--- TASK DETAILS ---
Answer these questions from the excerpt below on CDK4/CDK6 inhibitors for breast cancer.
(a) What is the dose-limiting effect of abemaciclib as a monotherapy?
(b) In the PALOMA-3 trial, how long was progression-free survival with palbociclib plus fulvestrant, and with fulvestrant alone?
(c) What did the survey of more than 2000 women with advanced breast cancer show?

--- EXCERPT TO READ ---

'''

Studies of the 3 drugs as monotherapies show that fatigue is the dose-limiting effect of abemaciclib, whereas neutropenia is the dose-limiting effect of palbociclib and ribociclib. The 3 most common grade 3/4 adverse events are neutropenia, leukopenia, and diarrhea for abemaciclib, and neutropenia, leukopenia, and lymphopenia for the other 2 CDK4/CDK6 inhibitors.
“Adverse events should be managed proactively,” Dr Sutton stated.
Clinical Trial Results
Dr Sutton reviewed promising data from clinical trials evaluating these drugs.
In the phase 2 PALOMA-1 clinical trial, the combination of palbociclib plus letrozole as first-line therapy for HR+/HER2− advanced postmenopausal breast cancer significantly improved progression-free survival (PFS) compared with letrozole alone, reducing the risk for recurrence by 51% (P = .004). The phase 3 PALOMA-2 trial showed a 42% reduction in risk for progression for palbociclib plus letrozole versus letrozole (P <.000001). The phase 3 PALOMA-3 trial included postmenopausal women with HR+/HER2− recurrent breast cancer that had progressed with hormonal therapy; palbociclib plus fulvestrant prolonged PFS to 9.2 months versus 3.8 months for fulvestrant alone (P <.000001) in this trial. The treatment effect was similar across all subgroups.
In the phase 3 MONALEESA-2 clinical trial of first-line therapy for postmenopausal patients with HR+/HER2− advanced breast cancer, the combination of ribociclib plus letrozole significantly improved PFS versus letrozole alone. Median PFS was not reached in the combination therapy arm versus 14.7 months in the letrozole alone arm. The combination was equally effective in patients with bone metastasis and visceral metastasis.
Preliminary results of the phase 3 MONARCH 2 trial are encouraging for use of abemaciclib plus fulvestrant in postmenopausal women with HR+/HER2− advanced breast cancer that progressed with endocrine therapy. The phase 3 MONARCH 3 trial is studying abemaciclib plus a nonsteroidal aromatase inhibitor as first-line therapy.
Patient Communication Is Key
“These are promising therapies. We need to communicate with patients [in whom these therapies are indicated] that this is the right thing to do. Time spent in shared decision-making will expedite further steps,” explained Susan Kane, BSN, RN, CBCN, Duke Cancer Center, Durham, NC.
“You need to simplify language and make sure the patient understands the risks versus benefits of therapeutic options. The conversation about uncertainty associated with some treatment options may be difficult, but shared decision-making will become more important because patient preference is increasingly emphasized,” Ms Kane explained.
If there is only 1 treatment option, the conversation is more straightforward, she acknowledged.
“Eliciting patient preferences and values helps the clinician understand the patient. These preferences may not correlate with socioeconomic status, so there can be surprises. Make sure your language is tailored to the patient’s cultural background. Agree on a plan for the next steps in decision-making,” Ms Kane suggested.
Patients’ expectations of cancer treatment are often out of line with physicians’ expectations. A recent survey of >2000 women with advanced breast cancer showed that patients had much higher expectations compared with physicians (Lux MP, et al. Breast Cancer Res. 2013;139:429-440).
“This disparity highlights the need to incorporate shared decision-making,” Ms Kane emphasized.
“Don’t overload your patients with information. Split information between appointments, and be sure to restate what the physician has told them. Provide written material that they can review at home. Be attuned to patients’ responses, and make sure that they are comfortable asking questions and asking for help,” she advised.

'''

--- SUPPLIED INFORMATION ---
'''

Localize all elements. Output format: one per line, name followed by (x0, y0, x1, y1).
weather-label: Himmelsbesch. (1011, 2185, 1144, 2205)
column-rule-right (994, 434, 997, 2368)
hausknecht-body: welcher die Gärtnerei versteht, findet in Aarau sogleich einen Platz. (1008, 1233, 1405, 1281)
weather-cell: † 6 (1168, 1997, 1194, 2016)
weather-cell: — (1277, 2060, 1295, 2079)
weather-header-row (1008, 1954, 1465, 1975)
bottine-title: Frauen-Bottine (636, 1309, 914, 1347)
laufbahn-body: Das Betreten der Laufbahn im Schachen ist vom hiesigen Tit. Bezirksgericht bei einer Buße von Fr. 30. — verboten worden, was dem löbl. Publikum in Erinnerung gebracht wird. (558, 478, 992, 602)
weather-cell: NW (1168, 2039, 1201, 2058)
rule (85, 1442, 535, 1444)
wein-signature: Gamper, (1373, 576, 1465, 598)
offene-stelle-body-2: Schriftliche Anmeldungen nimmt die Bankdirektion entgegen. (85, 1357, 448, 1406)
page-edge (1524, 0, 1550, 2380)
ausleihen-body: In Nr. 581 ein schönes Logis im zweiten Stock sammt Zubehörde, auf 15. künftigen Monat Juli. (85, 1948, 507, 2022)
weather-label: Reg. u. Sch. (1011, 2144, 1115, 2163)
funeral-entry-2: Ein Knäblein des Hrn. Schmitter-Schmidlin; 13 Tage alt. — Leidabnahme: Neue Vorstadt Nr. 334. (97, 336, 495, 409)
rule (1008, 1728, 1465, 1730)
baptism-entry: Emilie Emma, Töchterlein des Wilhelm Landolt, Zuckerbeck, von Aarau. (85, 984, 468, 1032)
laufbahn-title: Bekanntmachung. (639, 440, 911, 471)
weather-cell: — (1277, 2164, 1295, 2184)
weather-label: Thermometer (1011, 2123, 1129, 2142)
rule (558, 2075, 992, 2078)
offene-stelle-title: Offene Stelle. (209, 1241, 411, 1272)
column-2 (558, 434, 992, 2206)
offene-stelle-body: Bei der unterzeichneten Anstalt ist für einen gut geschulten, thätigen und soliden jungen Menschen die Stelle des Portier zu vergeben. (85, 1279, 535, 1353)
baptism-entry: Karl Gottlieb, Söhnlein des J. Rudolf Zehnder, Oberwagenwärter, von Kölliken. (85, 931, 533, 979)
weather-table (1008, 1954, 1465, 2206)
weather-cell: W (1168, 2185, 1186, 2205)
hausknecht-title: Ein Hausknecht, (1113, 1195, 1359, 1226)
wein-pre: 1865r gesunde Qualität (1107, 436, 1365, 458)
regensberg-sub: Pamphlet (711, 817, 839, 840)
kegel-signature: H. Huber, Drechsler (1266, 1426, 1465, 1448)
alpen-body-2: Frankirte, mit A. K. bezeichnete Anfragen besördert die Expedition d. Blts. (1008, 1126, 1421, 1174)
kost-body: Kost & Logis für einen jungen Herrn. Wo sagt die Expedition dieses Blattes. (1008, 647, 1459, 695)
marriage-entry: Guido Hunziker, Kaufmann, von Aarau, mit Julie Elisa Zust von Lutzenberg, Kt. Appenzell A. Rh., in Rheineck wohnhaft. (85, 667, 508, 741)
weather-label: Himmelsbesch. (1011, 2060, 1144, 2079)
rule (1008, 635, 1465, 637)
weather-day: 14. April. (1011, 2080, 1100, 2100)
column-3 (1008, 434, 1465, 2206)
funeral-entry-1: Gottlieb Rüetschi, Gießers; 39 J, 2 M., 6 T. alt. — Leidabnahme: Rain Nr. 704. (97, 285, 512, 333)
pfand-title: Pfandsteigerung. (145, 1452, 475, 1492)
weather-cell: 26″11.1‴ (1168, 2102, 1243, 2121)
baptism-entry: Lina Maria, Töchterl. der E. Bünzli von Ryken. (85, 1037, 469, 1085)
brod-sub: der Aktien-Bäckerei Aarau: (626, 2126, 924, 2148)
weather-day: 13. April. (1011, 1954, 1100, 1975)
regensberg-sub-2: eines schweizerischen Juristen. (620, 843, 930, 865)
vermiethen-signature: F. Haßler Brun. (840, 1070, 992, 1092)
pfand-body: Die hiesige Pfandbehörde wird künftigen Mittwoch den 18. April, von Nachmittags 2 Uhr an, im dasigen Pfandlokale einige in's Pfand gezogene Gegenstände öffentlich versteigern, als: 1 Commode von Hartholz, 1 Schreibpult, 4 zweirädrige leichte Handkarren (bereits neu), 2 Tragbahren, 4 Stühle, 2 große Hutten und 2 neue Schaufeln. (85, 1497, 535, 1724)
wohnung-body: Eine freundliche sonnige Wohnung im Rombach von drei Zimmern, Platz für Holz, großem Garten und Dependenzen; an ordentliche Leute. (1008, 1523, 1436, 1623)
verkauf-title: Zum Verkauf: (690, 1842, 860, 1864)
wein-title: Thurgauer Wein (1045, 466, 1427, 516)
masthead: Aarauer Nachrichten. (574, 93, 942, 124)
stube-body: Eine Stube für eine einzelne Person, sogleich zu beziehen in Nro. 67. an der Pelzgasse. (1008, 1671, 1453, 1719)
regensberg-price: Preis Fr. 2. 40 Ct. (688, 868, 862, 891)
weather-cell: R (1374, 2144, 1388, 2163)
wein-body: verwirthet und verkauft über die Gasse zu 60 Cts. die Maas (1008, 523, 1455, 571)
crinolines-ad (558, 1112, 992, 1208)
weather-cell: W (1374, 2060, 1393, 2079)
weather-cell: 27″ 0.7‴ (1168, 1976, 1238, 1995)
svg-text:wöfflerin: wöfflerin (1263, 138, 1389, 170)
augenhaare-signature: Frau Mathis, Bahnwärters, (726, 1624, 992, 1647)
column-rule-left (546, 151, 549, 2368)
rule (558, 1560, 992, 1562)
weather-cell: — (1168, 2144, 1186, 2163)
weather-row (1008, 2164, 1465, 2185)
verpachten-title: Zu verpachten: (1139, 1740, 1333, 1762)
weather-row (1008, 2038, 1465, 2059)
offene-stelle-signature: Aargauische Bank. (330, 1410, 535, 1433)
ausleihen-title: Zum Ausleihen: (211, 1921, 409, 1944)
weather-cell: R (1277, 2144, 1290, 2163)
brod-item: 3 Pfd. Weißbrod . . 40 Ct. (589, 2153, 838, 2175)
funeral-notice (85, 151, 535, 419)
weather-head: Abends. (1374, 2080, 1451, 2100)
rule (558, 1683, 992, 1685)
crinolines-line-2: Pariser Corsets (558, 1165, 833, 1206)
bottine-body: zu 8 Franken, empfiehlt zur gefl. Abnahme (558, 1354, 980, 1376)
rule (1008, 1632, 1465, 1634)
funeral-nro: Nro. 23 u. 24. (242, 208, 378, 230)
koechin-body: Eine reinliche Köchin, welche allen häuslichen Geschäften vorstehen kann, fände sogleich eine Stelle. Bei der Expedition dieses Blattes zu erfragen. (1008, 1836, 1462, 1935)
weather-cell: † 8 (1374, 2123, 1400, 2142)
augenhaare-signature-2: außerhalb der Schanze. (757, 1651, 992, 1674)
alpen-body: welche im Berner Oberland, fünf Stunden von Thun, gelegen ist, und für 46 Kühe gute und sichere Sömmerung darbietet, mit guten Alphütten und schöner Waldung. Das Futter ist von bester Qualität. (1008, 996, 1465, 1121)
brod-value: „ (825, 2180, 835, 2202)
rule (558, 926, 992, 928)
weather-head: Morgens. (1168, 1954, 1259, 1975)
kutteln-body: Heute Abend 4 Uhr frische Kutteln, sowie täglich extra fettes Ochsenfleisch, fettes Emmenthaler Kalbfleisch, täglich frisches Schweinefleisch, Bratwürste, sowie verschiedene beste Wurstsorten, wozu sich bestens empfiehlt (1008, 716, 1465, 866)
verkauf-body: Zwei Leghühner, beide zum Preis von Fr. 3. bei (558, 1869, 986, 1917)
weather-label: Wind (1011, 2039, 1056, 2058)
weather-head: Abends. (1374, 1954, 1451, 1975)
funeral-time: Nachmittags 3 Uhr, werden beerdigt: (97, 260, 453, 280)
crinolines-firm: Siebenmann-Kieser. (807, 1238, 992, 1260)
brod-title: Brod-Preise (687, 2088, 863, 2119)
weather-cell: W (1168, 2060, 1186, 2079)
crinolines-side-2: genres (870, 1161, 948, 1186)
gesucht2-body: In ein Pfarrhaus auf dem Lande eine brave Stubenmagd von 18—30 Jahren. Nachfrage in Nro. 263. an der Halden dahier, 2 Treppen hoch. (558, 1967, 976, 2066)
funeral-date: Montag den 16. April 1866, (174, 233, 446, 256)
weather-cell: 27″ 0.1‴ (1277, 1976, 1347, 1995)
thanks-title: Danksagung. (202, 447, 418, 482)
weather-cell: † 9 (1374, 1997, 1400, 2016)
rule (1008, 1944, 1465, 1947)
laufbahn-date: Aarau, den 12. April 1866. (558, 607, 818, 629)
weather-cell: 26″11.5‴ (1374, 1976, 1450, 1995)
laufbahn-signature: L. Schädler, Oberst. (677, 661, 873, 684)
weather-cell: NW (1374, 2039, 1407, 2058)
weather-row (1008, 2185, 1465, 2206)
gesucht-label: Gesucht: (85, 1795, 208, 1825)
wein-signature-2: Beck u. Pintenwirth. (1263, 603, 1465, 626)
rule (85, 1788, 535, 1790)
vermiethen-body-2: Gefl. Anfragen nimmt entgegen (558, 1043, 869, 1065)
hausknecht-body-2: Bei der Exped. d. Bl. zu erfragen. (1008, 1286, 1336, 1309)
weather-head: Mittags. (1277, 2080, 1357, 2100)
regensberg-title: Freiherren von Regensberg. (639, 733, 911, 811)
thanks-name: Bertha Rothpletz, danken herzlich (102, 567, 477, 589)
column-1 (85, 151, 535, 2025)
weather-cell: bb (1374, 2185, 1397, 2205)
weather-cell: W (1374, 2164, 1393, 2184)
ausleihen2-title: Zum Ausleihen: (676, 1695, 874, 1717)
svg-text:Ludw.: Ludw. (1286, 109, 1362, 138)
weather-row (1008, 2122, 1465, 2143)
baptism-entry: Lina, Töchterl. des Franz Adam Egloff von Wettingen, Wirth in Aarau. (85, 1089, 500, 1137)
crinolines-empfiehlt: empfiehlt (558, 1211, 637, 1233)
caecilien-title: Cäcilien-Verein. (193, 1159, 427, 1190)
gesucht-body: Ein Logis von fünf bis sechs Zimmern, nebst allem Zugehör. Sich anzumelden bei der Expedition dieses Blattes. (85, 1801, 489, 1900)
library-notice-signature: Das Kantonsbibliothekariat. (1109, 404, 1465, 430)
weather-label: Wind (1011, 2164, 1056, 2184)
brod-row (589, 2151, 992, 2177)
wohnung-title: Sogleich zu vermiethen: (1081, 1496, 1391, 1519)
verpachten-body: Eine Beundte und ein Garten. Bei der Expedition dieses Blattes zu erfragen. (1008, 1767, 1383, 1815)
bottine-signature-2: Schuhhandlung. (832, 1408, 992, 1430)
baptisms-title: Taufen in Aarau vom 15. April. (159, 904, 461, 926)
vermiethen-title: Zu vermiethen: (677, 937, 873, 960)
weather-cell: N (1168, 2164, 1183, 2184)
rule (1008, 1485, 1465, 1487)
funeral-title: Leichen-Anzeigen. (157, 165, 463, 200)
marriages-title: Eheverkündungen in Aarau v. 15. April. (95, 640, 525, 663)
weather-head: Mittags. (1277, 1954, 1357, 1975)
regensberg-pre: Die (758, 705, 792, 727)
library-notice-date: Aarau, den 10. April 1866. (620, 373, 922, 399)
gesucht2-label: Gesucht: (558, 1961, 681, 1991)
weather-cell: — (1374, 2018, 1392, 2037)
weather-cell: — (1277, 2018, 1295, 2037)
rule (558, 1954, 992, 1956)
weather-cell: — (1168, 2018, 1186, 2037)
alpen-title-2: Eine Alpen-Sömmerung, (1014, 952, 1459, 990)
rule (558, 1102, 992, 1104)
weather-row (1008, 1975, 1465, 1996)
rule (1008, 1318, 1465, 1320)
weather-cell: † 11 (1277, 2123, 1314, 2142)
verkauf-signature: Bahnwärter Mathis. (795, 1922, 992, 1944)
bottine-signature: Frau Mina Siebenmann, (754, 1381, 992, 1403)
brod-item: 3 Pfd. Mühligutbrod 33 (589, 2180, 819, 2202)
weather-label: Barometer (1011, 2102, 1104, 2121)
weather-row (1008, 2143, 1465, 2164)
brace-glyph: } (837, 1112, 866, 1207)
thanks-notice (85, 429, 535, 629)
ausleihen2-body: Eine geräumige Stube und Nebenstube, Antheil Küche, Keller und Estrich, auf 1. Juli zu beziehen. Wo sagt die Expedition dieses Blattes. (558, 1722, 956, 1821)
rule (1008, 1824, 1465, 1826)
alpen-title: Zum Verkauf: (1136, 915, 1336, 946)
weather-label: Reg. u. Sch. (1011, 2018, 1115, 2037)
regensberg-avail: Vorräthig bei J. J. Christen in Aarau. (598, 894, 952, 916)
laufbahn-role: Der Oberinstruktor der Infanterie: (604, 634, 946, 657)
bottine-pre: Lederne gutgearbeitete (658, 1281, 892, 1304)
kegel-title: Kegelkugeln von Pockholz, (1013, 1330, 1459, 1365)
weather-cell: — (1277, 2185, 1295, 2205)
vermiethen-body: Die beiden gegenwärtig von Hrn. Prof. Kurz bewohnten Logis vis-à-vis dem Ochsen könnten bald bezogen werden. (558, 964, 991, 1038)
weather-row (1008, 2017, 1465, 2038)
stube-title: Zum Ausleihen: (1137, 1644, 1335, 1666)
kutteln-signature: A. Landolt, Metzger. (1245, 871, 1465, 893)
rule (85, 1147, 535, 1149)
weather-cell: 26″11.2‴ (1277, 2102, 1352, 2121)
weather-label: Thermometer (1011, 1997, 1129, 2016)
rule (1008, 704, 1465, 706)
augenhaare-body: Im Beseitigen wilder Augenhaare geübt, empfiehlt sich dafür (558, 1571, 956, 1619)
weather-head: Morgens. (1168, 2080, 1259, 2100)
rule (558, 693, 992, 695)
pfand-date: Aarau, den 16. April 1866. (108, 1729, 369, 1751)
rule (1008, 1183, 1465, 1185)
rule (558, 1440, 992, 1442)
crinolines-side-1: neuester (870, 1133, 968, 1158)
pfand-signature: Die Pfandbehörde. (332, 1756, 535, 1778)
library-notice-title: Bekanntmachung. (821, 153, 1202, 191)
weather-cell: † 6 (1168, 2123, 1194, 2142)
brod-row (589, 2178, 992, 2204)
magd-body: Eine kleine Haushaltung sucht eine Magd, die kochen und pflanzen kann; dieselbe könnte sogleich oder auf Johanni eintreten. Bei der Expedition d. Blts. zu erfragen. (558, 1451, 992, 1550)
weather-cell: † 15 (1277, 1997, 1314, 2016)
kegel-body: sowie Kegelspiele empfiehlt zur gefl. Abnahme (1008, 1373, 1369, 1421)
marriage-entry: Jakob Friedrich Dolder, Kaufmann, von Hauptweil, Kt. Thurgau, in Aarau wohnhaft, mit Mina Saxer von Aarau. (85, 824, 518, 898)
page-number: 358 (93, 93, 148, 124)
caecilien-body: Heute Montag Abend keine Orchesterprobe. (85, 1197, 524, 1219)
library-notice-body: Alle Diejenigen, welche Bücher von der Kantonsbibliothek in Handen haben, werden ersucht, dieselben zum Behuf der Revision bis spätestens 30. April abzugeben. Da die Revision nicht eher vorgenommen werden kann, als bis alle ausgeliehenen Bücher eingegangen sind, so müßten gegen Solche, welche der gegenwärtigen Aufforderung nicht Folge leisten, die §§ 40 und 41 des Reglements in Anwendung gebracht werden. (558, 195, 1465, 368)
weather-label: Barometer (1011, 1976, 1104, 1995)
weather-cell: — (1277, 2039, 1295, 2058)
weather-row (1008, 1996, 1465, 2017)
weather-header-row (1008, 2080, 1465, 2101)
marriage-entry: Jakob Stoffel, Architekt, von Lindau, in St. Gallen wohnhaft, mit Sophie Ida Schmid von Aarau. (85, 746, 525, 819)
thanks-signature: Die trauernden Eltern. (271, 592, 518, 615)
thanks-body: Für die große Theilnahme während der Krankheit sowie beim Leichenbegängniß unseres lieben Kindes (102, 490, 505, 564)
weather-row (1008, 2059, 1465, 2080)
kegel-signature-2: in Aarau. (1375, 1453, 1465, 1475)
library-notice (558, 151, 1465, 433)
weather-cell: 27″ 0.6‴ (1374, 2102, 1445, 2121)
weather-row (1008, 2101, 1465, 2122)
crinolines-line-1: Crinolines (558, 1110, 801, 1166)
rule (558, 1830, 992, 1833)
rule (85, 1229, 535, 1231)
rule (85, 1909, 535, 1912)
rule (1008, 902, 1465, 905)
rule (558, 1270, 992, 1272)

'''

--- SOLUTION TO THIS EXERCISE ---
(a) Fatigue.
(b) 9.2 months with palbociclib plus fulvestrant, and 3.8 months with fulvestrant alone.
(c) Patients had much higher expectations of cancer treatment than physicians did.